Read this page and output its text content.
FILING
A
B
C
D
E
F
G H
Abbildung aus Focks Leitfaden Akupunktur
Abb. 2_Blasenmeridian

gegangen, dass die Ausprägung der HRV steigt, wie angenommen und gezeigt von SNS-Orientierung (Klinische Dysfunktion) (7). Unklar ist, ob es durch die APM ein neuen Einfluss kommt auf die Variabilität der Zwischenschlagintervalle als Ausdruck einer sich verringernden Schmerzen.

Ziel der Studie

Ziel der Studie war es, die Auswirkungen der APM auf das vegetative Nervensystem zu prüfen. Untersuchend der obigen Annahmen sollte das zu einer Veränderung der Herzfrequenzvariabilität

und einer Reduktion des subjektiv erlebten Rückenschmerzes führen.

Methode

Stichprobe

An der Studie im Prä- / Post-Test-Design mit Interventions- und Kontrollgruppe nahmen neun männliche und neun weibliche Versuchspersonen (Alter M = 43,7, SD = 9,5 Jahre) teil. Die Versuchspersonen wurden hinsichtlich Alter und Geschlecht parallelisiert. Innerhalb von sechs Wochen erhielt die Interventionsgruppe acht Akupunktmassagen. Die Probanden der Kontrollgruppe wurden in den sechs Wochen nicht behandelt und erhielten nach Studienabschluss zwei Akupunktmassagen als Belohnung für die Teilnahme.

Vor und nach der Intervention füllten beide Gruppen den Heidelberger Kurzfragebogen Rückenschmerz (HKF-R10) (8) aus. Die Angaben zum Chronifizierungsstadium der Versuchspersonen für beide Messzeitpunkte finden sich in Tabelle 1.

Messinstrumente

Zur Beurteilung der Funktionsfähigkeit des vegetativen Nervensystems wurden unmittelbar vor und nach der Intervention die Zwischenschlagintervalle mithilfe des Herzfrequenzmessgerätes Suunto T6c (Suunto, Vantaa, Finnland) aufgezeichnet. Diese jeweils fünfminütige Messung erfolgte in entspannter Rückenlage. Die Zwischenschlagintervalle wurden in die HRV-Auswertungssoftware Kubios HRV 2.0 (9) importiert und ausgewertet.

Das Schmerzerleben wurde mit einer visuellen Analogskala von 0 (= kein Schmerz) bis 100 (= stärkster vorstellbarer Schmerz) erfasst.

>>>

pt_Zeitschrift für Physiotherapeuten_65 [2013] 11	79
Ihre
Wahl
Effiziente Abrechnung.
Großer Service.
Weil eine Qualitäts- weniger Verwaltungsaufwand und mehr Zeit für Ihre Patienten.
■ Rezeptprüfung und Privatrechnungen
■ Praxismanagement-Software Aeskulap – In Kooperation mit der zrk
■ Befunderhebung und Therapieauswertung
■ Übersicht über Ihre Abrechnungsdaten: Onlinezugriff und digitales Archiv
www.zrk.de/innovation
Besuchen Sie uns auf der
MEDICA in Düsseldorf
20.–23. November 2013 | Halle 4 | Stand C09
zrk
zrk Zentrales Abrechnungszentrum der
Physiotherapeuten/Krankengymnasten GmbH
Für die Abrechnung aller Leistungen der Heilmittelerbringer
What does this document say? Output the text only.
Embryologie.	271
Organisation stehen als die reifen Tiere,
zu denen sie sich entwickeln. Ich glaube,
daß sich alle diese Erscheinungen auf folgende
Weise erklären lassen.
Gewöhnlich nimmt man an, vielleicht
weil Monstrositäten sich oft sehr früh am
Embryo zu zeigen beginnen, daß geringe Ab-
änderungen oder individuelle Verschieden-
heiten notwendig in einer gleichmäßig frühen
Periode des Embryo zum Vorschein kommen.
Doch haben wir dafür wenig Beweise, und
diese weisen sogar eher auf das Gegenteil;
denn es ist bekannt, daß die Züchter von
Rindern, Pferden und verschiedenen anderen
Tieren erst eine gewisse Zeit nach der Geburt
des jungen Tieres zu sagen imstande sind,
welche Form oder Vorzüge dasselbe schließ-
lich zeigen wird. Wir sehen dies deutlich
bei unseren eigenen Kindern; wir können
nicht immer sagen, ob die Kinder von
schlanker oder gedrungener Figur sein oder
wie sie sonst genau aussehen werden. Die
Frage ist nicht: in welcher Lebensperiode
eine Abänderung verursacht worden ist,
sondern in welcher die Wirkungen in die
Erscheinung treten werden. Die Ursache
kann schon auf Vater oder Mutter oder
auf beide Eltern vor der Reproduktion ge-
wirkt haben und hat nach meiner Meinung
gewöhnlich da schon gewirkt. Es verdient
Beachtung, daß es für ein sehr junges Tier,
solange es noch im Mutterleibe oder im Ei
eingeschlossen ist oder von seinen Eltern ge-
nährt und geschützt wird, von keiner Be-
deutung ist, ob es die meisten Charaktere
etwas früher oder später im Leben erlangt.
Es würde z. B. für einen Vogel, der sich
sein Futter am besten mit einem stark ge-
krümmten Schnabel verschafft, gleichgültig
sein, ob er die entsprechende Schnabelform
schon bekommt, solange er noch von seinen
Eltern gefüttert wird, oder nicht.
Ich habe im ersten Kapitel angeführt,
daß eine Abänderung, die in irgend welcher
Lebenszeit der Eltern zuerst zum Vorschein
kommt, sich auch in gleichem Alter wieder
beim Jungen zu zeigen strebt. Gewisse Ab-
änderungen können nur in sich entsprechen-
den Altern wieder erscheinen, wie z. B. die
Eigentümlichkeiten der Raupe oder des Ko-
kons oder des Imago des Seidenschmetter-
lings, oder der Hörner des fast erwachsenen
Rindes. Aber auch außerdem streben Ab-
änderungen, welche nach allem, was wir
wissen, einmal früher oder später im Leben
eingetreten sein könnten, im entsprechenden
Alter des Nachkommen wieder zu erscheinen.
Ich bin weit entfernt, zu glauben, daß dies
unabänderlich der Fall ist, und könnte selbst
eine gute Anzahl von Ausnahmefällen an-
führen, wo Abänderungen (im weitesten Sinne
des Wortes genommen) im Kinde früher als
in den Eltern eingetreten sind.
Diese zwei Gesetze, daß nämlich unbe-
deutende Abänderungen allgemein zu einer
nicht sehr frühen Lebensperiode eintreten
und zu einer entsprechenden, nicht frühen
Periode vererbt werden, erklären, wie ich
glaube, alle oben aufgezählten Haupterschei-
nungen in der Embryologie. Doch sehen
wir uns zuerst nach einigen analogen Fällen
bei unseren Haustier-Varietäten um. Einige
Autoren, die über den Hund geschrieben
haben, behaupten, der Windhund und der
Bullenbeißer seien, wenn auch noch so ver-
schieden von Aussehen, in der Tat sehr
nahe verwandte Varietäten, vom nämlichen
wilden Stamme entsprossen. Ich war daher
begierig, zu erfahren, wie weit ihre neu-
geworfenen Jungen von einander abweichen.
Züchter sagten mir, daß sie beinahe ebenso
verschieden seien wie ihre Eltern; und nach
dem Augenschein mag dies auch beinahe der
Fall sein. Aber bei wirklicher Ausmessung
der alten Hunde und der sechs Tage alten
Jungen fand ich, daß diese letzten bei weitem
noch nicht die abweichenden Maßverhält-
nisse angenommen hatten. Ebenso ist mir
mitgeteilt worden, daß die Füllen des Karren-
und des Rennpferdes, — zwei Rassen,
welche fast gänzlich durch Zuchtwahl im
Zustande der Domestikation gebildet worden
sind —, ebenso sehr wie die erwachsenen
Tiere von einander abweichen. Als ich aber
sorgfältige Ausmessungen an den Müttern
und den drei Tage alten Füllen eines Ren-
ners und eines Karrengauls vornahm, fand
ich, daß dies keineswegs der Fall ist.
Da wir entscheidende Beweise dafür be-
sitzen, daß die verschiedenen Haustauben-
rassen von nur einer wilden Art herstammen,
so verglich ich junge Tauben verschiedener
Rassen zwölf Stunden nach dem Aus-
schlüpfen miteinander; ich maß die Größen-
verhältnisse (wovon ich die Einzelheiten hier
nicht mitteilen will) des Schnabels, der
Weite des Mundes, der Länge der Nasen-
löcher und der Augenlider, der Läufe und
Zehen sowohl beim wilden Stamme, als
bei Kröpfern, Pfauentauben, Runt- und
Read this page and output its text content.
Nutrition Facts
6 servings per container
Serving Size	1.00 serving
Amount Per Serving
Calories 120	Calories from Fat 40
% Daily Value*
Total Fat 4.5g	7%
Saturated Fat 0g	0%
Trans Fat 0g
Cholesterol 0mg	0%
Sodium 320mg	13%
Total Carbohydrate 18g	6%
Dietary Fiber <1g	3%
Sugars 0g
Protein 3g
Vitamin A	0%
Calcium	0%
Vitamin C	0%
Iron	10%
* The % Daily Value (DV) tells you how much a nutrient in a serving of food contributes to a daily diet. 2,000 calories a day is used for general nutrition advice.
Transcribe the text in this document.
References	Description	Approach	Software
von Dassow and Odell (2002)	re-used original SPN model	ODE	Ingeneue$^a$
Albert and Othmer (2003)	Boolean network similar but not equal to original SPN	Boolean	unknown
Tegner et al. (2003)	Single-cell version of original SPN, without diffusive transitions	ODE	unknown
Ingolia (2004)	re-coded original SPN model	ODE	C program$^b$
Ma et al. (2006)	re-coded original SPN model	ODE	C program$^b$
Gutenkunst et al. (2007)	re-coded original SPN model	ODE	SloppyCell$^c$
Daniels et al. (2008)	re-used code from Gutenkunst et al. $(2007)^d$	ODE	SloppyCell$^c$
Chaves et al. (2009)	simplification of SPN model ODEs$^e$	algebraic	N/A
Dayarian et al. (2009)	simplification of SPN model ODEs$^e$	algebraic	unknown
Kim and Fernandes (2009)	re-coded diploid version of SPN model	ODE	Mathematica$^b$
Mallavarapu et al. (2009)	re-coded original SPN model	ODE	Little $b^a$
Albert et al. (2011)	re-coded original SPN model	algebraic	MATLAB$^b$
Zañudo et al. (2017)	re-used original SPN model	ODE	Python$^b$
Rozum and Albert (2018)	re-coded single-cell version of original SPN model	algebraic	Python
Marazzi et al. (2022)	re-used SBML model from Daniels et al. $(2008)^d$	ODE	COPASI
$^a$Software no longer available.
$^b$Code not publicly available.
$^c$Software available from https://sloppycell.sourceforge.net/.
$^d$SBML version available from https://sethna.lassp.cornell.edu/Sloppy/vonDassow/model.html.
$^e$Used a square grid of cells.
========
Word for word, restate the lines from the one holding "Transcribe the text in this document." to the last line of the records.

Transcribe the text in this document.
References	Description	Approach	Software
von Dassow and Odell (2002)	re-used original SPN model	ODE	Ingeneue$^a$
Albert and Othmer (2003)	Boolean network similar but not equal to original SPN	Boolean	unknown
Tegner et al. (2003)	Single-cell version of original SPN, without diffusive transitions	ODE	unknown
Ingolia (2004)	re-coded original SPN model	ODE	C program$^b$
Ma et al. (2006)	re-coded original SPN model	ODE	C program$^b$
Gutenkunst et al. (2007)	re-coded original SPN model	ODE	SloppyCell$^c$
Daniels et al. (2008)	re-used code from Gutenkunst et al. $(2007)^d$	ODE	SloppyCell$^c$
Chaves et al. (2009)	simplification of SPN model ODEs$^e$	algebraic	N/A
Dayarian et al. (2009)	simplification of SPN model ODEs$^e$	algebraic	unknown
Kim and Fernandes (2009)	re-coded diploid version of SPN model	ODE	Mathematica$^b$
Mallavarapu et al. (2009)	re-coded original SPN model	ODE	Little $b^a$
Albert et al. (2011)	re-coded original SPN model	algebraic	MATLAB$^b$
Zañudo et al. (2017)	re-used original SPN model	ODE	Python$^b$
Rozum and Albert (2018)	re-coded single-cell version of original SPN model	algebraic	Python
Marazzi et al. (2022)	re-used SBML model from Daniels et al. $(2008)^d$	ODE	COPASI
$^a$Software no longer available.
$^b$Code not publicly available.
$^c$Software available from https://sloppycell.sourceforge.net/.
$^d$SBML version available from https://sethna.lassp.cornell.edu/Sloppy/vonDassow/model.html.
$^e$Used a square grid of cells.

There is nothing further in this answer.